Provide a single number: the count of lines containing the string "Rapid".

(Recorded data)
>>
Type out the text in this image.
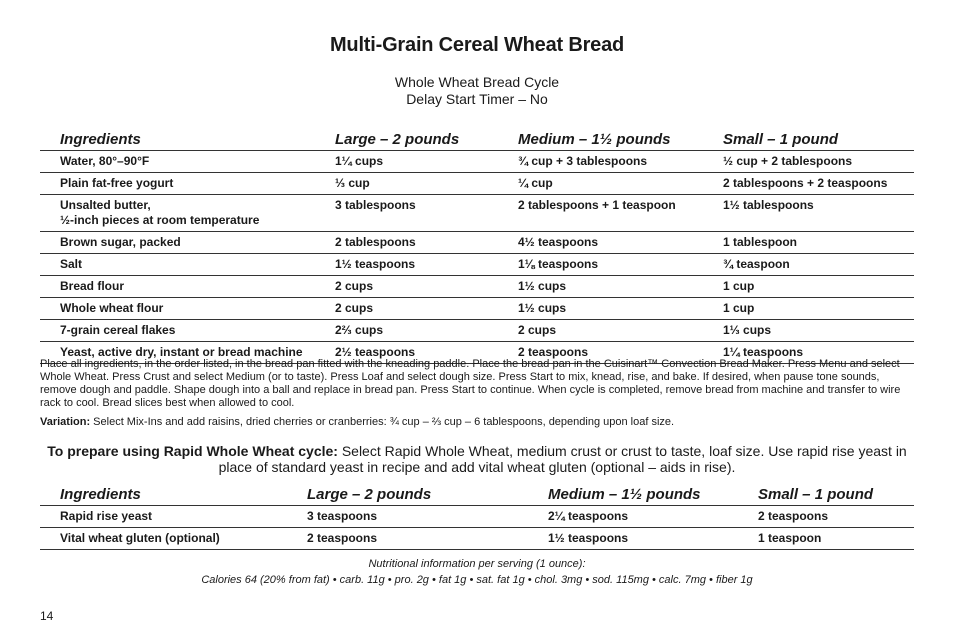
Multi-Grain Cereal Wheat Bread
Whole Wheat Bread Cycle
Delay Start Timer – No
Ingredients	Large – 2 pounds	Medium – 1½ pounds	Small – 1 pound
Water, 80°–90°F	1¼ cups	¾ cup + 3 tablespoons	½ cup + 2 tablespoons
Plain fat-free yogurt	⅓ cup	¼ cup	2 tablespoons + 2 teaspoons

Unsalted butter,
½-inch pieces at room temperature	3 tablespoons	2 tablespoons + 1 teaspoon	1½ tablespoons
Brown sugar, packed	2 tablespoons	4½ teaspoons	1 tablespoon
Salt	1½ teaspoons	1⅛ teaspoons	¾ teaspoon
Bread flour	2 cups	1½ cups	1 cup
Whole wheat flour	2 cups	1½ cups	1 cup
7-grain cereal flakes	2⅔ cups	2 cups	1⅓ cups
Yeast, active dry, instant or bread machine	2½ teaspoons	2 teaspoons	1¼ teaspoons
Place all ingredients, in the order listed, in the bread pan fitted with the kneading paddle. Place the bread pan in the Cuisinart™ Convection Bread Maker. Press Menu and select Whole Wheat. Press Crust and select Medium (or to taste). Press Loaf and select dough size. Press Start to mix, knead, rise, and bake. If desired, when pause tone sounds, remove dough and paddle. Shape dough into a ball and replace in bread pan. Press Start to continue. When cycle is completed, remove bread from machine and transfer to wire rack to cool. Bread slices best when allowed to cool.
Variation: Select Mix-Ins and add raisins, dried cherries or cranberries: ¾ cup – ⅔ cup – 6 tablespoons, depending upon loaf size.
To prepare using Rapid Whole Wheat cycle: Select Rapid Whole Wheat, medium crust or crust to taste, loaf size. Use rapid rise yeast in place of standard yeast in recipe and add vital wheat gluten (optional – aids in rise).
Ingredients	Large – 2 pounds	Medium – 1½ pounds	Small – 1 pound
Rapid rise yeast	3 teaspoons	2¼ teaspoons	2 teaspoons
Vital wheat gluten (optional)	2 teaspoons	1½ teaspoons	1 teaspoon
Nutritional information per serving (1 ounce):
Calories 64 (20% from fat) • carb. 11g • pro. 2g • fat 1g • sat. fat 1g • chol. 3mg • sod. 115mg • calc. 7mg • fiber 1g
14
<<
>>
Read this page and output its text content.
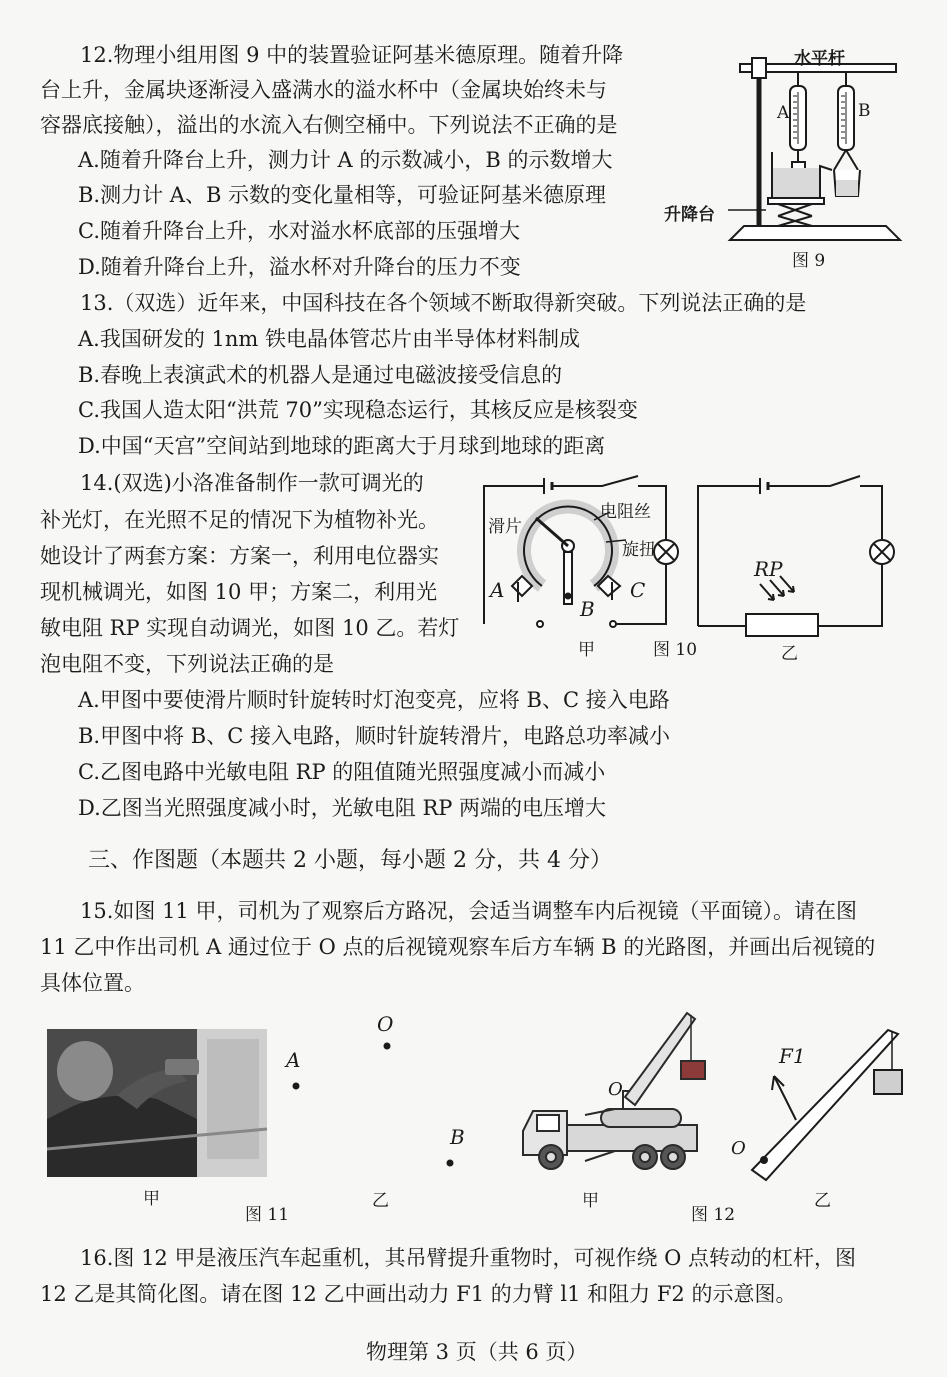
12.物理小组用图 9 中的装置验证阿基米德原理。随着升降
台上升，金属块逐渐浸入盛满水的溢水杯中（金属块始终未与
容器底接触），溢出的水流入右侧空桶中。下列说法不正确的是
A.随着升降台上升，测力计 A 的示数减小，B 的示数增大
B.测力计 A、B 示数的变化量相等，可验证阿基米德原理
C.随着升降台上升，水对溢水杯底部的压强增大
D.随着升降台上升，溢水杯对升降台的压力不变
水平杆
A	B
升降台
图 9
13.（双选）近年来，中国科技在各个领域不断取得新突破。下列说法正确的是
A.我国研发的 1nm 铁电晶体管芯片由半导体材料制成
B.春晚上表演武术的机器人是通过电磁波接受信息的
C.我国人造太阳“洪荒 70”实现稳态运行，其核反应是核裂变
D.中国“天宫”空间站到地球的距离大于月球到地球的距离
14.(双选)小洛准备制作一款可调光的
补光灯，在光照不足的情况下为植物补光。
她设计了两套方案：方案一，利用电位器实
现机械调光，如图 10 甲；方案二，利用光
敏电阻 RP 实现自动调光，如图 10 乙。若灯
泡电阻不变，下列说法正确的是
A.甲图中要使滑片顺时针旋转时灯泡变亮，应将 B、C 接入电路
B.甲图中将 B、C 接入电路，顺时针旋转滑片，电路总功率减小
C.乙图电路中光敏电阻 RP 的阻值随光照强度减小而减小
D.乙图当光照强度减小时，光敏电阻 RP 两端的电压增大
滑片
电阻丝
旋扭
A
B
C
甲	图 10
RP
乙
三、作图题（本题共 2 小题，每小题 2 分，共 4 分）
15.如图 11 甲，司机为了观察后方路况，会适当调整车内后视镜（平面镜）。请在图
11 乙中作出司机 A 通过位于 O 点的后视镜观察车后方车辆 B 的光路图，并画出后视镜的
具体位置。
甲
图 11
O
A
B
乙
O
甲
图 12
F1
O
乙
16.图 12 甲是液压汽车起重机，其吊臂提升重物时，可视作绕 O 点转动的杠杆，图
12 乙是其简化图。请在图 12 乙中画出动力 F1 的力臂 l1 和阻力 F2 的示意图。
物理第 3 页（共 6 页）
<<
Solved exercise: 2